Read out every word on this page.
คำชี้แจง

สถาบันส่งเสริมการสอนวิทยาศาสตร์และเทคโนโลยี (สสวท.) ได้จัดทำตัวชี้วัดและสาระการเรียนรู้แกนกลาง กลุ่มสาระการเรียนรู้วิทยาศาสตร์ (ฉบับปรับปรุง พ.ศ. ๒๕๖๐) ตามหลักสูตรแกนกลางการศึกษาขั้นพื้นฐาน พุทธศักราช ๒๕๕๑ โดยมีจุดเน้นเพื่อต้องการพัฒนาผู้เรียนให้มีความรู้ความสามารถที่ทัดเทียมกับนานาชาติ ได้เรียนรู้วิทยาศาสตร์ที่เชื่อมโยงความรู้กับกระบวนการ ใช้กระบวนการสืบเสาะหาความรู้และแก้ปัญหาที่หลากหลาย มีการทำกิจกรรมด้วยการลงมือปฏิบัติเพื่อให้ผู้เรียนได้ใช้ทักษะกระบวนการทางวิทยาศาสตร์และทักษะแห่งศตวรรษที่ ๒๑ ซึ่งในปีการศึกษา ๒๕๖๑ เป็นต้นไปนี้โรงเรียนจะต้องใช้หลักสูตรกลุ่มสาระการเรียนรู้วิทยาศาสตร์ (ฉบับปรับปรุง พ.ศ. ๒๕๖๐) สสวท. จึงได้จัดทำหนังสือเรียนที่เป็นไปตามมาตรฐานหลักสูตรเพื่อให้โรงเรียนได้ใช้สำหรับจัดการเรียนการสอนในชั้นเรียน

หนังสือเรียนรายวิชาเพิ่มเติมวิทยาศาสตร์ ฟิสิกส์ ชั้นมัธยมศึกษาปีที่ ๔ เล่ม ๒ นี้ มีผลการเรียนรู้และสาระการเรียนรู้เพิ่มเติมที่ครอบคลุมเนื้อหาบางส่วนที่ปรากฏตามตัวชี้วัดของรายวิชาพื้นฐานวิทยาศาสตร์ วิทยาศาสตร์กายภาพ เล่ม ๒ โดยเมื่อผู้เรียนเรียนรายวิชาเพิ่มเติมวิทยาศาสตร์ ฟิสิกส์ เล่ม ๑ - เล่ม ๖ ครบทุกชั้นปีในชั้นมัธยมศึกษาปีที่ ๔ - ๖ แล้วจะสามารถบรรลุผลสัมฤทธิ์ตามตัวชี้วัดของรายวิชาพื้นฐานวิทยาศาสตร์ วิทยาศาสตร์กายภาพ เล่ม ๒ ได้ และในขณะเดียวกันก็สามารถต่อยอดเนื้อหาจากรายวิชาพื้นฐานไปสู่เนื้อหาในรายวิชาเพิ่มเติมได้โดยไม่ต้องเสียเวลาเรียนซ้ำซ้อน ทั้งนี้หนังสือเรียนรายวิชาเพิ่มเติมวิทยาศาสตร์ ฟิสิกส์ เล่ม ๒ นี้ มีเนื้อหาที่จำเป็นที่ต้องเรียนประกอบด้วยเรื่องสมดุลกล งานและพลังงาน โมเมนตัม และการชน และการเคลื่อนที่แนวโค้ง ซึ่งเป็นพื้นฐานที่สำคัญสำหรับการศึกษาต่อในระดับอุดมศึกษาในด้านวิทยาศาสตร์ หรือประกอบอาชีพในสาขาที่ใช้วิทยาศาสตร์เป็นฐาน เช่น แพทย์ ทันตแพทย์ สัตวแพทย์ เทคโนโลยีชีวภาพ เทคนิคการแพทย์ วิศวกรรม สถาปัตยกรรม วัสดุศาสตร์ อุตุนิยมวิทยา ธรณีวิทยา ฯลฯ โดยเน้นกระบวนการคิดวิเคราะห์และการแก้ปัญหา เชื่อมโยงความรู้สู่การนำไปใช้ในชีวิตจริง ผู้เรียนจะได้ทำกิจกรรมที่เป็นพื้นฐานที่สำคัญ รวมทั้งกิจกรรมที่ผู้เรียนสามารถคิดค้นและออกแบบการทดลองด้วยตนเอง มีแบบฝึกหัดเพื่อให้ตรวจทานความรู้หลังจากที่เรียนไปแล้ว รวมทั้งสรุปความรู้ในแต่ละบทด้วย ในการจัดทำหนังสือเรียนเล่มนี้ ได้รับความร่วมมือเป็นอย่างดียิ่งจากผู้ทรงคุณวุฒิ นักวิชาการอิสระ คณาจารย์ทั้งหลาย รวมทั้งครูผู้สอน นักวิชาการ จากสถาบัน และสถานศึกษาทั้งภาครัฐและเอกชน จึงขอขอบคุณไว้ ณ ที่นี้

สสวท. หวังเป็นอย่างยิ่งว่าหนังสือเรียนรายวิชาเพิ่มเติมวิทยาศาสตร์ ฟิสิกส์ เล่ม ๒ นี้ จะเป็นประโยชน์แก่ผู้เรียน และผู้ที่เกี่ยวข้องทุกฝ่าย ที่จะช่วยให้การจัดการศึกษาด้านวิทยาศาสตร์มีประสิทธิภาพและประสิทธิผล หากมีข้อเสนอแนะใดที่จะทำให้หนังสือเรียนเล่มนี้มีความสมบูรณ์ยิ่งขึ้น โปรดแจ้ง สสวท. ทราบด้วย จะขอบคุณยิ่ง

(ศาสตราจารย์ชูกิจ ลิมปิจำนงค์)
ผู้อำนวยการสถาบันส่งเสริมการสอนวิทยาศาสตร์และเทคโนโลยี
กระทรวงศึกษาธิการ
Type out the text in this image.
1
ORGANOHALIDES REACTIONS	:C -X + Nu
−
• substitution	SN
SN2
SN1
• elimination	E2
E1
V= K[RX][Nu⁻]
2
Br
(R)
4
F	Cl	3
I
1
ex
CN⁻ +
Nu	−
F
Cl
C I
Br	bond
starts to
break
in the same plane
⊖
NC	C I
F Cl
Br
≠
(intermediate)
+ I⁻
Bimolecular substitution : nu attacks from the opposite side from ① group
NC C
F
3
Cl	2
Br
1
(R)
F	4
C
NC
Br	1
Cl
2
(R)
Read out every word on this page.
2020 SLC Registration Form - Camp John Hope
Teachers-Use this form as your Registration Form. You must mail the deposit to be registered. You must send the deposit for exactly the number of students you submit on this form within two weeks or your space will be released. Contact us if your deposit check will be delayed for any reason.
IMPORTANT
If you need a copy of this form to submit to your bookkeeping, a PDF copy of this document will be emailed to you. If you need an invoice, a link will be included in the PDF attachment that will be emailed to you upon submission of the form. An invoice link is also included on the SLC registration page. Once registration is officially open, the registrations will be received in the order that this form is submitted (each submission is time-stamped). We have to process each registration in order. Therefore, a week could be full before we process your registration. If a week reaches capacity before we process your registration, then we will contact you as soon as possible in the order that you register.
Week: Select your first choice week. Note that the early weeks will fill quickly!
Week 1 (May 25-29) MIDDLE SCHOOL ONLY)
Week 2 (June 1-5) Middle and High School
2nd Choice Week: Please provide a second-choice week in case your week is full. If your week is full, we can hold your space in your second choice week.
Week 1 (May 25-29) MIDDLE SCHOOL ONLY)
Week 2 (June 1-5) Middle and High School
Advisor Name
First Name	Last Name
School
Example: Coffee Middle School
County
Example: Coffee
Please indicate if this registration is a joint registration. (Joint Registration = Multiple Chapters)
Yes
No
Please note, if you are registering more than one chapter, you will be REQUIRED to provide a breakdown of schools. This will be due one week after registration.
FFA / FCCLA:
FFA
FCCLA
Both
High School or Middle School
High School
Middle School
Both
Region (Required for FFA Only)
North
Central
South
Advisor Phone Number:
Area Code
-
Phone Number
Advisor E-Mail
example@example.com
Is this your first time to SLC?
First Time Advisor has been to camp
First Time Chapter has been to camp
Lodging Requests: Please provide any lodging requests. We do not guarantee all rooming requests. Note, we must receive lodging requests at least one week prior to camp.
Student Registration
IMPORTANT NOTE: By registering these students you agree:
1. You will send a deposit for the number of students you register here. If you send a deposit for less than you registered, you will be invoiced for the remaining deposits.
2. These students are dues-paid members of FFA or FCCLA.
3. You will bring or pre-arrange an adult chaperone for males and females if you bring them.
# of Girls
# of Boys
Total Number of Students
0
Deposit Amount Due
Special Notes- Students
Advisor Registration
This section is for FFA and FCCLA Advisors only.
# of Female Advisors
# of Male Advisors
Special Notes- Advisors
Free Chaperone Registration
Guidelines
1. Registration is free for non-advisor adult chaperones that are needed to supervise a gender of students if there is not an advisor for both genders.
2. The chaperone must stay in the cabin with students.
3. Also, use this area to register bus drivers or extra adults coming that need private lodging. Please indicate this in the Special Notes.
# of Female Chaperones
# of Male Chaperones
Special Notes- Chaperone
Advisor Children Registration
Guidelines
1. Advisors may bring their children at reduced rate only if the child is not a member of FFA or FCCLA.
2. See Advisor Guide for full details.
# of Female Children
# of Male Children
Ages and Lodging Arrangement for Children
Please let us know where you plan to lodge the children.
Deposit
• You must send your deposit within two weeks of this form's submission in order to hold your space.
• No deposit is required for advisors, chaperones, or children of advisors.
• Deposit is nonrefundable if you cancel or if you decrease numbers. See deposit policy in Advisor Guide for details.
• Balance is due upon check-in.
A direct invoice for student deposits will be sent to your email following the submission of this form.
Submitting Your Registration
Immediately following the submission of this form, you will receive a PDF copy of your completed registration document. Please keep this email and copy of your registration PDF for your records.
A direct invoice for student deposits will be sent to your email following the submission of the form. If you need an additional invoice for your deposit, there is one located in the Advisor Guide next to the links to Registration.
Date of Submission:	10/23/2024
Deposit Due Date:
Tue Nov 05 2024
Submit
:::::
Which lines hold the string "High"? List them all.

### Answer below:
Week 2 (June 1-5) Middle and High School
Week 2 (June 1-5) Middle and High School
High School or Middle School
High School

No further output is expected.